▶ _WORK TO DO_:
Copy everything from the line containing "annotation: ## [594, 94, 608, 106]" down to the line containing "what elements are", inclusive, reproducing each entry unchanged.

----

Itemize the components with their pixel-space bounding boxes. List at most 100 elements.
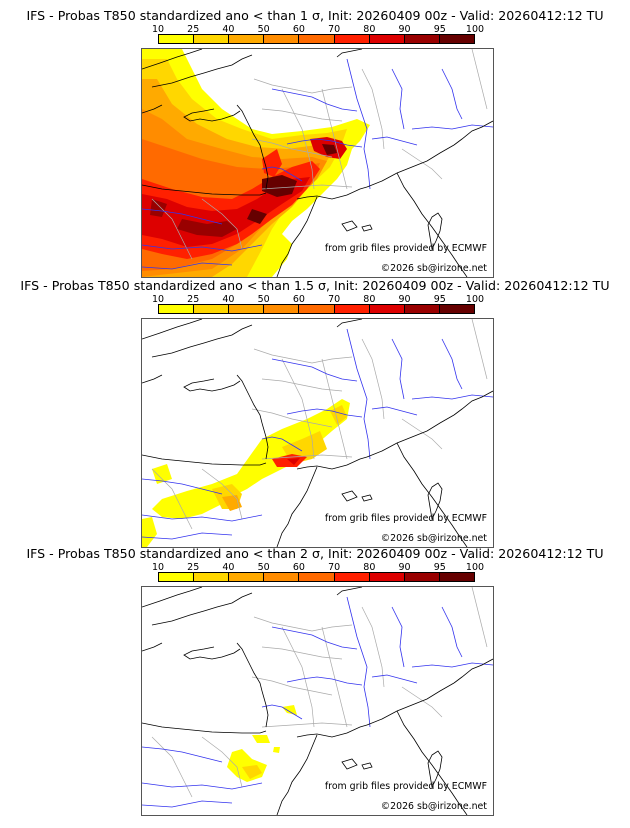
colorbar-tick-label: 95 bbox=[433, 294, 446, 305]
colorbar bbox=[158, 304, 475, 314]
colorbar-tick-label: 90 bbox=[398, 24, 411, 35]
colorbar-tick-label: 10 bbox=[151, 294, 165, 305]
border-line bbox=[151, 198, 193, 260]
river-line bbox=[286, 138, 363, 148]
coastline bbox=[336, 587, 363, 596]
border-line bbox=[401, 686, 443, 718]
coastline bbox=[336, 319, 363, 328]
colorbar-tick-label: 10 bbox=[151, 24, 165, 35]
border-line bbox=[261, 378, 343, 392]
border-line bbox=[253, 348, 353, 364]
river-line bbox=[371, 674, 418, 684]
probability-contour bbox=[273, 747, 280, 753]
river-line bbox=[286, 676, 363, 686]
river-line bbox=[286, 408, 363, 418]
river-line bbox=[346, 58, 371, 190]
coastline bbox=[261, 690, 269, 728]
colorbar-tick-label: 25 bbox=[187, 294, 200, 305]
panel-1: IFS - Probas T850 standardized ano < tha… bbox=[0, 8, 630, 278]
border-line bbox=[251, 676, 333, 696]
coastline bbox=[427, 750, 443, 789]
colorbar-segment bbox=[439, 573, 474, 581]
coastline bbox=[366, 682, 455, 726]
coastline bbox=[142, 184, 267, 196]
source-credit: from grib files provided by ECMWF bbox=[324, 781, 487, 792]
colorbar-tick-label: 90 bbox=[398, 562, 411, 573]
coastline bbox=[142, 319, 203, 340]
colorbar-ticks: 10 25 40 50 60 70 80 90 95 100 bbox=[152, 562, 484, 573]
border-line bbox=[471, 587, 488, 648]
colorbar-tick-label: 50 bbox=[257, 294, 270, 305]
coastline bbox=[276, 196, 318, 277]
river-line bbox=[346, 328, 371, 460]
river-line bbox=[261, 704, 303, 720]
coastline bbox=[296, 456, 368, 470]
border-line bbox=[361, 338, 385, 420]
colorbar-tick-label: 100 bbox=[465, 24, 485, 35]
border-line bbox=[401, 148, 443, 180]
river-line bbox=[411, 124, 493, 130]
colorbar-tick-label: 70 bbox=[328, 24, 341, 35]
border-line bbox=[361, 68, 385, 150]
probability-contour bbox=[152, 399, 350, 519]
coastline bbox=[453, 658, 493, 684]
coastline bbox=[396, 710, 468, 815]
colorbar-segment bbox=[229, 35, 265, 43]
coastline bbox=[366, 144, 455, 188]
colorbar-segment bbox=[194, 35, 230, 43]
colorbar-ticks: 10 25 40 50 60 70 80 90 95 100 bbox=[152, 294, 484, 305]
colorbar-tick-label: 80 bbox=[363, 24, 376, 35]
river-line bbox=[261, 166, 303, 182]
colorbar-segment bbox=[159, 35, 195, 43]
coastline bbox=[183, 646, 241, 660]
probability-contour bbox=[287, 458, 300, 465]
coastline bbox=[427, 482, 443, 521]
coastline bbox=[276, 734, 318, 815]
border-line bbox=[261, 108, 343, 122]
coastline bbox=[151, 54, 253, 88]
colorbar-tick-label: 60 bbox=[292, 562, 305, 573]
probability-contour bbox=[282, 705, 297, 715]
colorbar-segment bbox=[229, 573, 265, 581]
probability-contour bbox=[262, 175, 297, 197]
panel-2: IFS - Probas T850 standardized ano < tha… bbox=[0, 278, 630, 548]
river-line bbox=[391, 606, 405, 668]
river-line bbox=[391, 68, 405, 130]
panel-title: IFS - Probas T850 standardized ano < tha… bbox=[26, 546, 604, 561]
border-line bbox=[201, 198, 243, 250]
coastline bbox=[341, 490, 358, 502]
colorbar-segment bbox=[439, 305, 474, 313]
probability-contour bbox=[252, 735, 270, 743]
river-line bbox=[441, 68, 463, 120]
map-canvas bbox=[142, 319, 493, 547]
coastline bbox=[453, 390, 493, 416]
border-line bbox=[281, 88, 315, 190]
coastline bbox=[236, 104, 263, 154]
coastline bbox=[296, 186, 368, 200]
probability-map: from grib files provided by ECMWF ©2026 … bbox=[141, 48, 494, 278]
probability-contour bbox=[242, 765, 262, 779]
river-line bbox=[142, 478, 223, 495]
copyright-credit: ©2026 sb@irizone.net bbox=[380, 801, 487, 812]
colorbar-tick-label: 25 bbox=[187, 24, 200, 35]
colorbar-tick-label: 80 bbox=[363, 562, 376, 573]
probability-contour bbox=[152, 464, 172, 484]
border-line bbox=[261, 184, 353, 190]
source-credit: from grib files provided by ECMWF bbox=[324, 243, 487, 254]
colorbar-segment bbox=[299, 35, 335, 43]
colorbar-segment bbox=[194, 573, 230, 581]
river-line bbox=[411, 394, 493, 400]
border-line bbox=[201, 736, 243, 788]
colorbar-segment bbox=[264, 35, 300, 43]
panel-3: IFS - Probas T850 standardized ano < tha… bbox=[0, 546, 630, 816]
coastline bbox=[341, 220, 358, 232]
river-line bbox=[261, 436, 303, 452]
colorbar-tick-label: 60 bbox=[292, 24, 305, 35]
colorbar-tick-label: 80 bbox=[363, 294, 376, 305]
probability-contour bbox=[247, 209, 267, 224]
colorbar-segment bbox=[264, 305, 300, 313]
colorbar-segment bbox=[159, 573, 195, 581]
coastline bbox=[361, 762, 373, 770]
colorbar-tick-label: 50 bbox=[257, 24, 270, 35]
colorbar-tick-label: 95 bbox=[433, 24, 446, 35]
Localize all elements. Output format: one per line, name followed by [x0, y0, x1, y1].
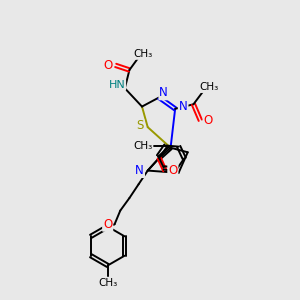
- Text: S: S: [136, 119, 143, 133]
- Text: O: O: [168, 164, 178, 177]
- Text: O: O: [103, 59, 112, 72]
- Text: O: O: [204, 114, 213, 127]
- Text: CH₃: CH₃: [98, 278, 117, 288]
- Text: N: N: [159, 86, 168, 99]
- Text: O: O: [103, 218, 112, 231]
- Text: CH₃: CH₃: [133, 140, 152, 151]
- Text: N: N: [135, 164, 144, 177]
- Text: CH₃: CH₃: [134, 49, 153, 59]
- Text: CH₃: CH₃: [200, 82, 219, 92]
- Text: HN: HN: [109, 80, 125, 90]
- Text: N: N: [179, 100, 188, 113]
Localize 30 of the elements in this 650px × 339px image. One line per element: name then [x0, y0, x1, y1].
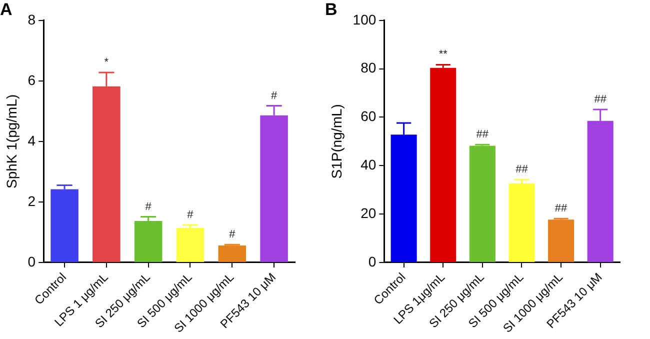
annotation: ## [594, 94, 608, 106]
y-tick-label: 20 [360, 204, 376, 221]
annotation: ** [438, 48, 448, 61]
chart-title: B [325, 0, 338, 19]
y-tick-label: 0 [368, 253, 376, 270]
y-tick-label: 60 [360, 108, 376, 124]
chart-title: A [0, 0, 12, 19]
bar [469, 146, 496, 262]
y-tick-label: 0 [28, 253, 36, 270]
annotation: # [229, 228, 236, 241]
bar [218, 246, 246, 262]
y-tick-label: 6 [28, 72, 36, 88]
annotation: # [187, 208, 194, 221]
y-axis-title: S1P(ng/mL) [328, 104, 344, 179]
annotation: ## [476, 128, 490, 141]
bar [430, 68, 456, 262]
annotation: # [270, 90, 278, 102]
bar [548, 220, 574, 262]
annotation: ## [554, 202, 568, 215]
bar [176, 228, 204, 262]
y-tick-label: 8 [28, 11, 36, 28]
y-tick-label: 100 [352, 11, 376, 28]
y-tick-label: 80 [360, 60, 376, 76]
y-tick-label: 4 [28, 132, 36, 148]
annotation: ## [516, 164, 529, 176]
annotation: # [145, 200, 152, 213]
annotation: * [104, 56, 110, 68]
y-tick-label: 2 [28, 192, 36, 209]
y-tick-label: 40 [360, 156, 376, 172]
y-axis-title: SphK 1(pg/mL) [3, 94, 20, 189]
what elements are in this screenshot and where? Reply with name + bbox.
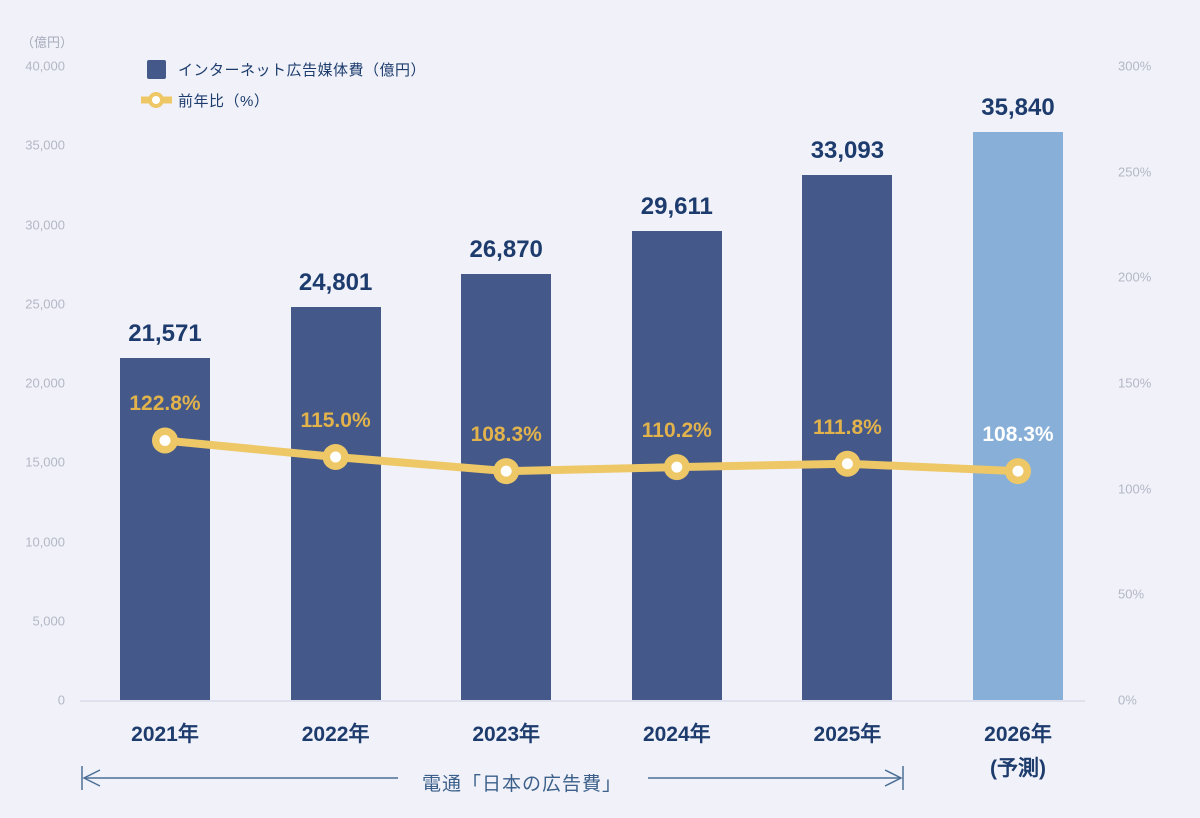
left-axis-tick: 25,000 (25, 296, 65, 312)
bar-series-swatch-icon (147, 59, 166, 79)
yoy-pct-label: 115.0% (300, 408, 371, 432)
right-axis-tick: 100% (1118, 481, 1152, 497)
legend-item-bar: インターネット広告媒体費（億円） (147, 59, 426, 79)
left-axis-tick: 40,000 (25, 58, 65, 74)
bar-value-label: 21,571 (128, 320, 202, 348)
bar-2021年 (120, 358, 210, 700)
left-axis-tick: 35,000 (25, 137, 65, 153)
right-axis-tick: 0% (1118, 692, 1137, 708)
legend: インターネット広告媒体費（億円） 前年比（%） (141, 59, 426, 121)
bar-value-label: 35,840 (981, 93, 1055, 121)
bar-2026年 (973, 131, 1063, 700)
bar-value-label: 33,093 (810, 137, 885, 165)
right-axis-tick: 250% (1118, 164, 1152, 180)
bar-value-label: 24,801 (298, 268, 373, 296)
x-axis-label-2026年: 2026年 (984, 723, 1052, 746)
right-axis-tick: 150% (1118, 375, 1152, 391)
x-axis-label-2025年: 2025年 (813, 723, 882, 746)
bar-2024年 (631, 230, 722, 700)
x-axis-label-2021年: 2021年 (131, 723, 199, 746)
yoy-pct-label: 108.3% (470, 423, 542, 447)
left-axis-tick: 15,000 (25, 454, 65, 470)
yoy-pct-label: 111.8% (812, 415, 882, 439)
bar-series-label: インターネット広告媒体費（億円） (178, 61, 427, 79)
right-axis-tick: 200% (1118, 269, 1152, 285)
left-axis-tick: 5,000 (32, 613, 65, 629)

----

▶ _FINISHED EXERCISE_:
annotation: ## [594, 94, 608, 106]
y-tick-label: 20 [360, 204, 376, 221]
annotation: ** [438, 48, 448, 61]
chart-title: B [325, 0, 338, 19]
y-tick-label: 0 [368, 253, 376, 270]
y-tick-label: 60 [360, 108, 376, 124]
chart-title: A [0, 0, 12, 19]
bar [469, 146, 496, 262]
y-tick-label: 0 [28, 253, 36, 270]
annotation: # [229, 228, 236, 241]
bar [218, 246, 246, 262]
y-tick-label: 6 [28, 72, 36, 88]
annotation: # [187, 208, 194, 221]
y-axis-title: S1P(ng/mL) [328, 104, 344, 179]
annotation: ## [476, 128, 490, 141]
bar [430, 68, 456, 262]
annotation: # [270, 90, 278, 102]
bar [548, 220, 574, 262]
annotation: ## [554, 202, 568, 215]
bar [176, 228, 204, 262]
y-tick-label: 8 [28, 11, 36, 28]
y-tick-label: 100 [352, 11, 376, 28]
y-tick-label: 80 [360, 60, 376, 76]
y-tick-label: 4 [28, 132, 36, 148]
annotation: ## [516, 164, 529, 176]
annotation: # [145, 200, 152, 213]
annotation: * [104, 56, 110, 68]
y-tick-label: 2 [28, 192, 36, 209]
y-tick-label: 40 [360, 156, 376, 172]
y-axis-title: SphK 1(pg/mL) [3, 94, 20, 189]
what elements are in this screenshot and where? Reply with name + bbox.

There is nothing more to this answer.